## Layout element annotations
###
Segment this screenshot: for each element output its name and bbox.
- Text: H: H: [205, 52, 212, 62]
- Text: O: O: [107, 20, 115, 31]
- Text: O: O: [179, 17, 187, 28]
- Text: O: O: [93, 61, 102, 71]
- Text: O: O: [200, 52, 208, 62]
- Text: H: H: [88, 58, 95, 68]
###
## DIRECTIVE
Retype all of the data above line for line, with every character unchanged.

## OUTPUT OF THE TASK
Segment this screenshot: for each element output its name and bbox.
- Text: H: H: [205, 52, 212, 62]
- Text: O: O: [107, 20, 115, 31]
- Text: O: O: [179, 17, 187, 28]
- Text: O: O: [93, 61, 102, 71]
- Text: O: O: [200, 52, 208, 62]
- Text: H: H: [88, 58, 95, 68]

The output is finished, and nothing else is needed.